Je viens de lire ton article sur Jerry Lewis, les larmes aux yeux…
Tu écris bien, c’est difficile de faire passer ses émotions.
Catherine
Cher Beeb,
Voilà un récit bien émouvant, loin des Beebocomikrock habituels et tout aussi attrayant. C’est le jour de son décès que j’ai appris que Jerry Lewis (et non le pianiste) était juif. Je comprends qu’il soit investit dans ce film. J’ai toujours apprécié cet acteur. Enfant je ne l’aurais loupé pour rien au monde à la télévision, dans mon petit village loin de tout cinéma. Je suis allé au cinéma à 18 ans à l’armée pour la première fois, je me souviens du film.
Merci encore Prézidan de nous avoir relater ce moment un peu exceptionnel.
Seul un veinard comme toi pouvait écrire un tel article sur Jerry Lewis, l’acteur qui m’a fait aimer le cinéma dans les années 50. On attend vite la suite avec la diffusion de ce film. Merci Prof
Je suis complètement bouleversée ! Je savais que ce grand artiste avait plus d’une corde à son arc mais c’est la première fois que je le vois dans un tel rôle. Merci à toi de me l’avoir fait découvrir. Un grand monsieur ce Jerry.

Informations affichées –
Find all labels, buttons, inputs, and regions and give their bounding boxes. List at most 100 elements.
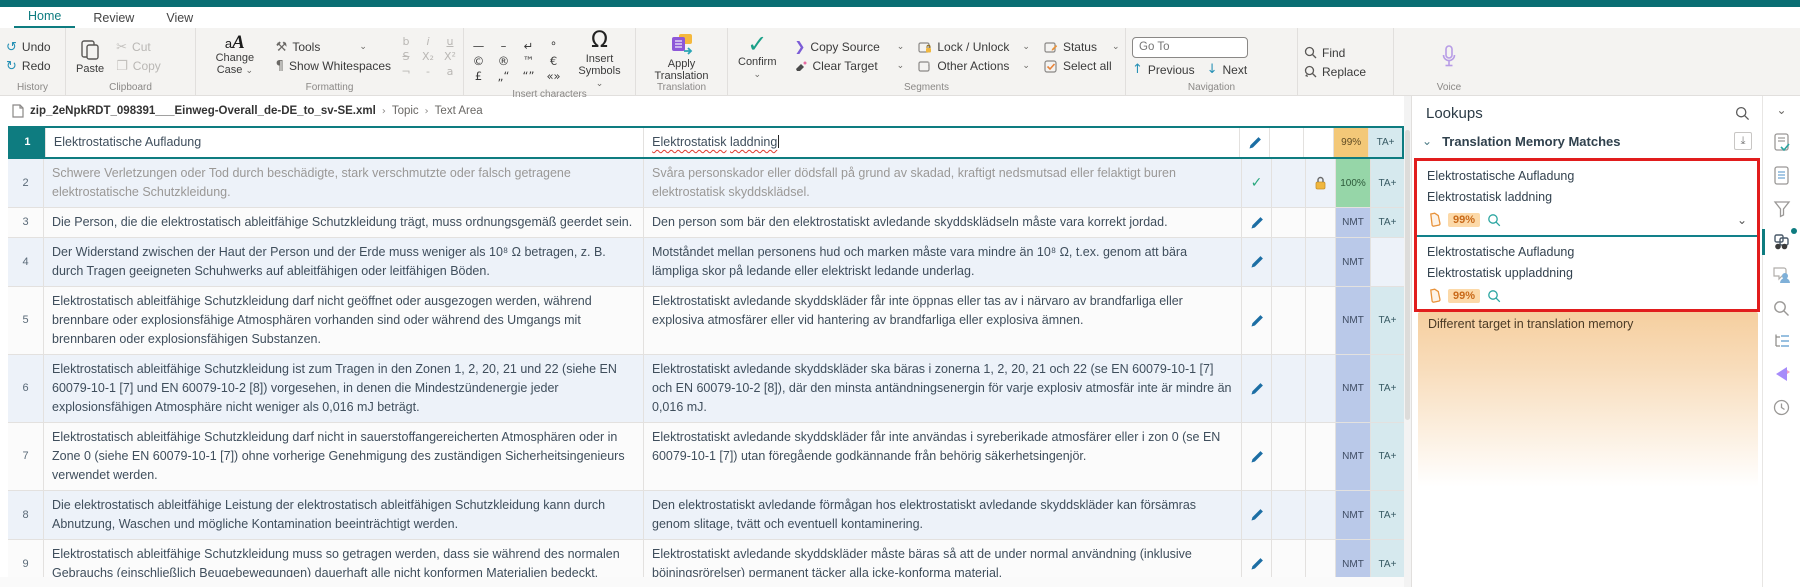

Consigne – Poursuivez les commentaires de lecteurs sur l'article consacré à Jerry Lewis en reprenant après le dernier message reproduit.

Réponse à l'exercice –
J’avoue connaître très mal Jerry Lewis et avoir appris un peu sur cet homme dont je n’étais pas fan car ignorante ! !!
Félicitations Mr BeeB je suis sérieuse j’ai même ajouté 2 mots qui bougent sur FB sinon je suis sincère.
Merci pour tes belles histoires BeeB.J’adore les conteurs qui nous apprennent toujours quelque chose.
Lewis la grande classe !
Merci BeeB,
j’Adore Jerry Lewis… et d’ailleurs je n’ai vu passer qu’assez peu de “RIP” sur FB, comparé à d’autres…
My favorite dish : Dr Jekyll et Mr Love mais tant d’autres choses aussi, la pantomime et des souvenirs d’enfance….
En modèle court, celui-ci est tout à fait excellent …
https://www.youtube.com/watch?v=Q4v8UdkTx30
La machine à écrire oui je suis allé voir du coup, je m’en souviens…
Quant à ton article, super…!
Ça a l’air bien chargé comme film, ça m’a fait penser à celui de Roberto Begnini (e bella la vita…)
Excellent article sur le plus doué des rebelles au show biz ricain !
Comment décrire une forte émotion ? C’est le challenge que doit surmonter tout artiste devant une page, ou une toile, blanche. Quels mots pour écrire une phrase ? Pour remplir une page alors que le cœur bat plus rapidement et que les sentiments s’entremêlent et nous chahutent ?
Bravo pour cet exploit et merci de nous faire partager un souvenir devenu depuis éprouvant et empli de tristesse; et peut être de regret. Il ne nous reste plus que les génies, et artistes maudits, pour nous aider à supporter le quotidien.
Prends ton temps et fouille bien dans ton cerveau pour nous faire partager encore de grands souvenirs.
Courage and keep on rockin’!!!!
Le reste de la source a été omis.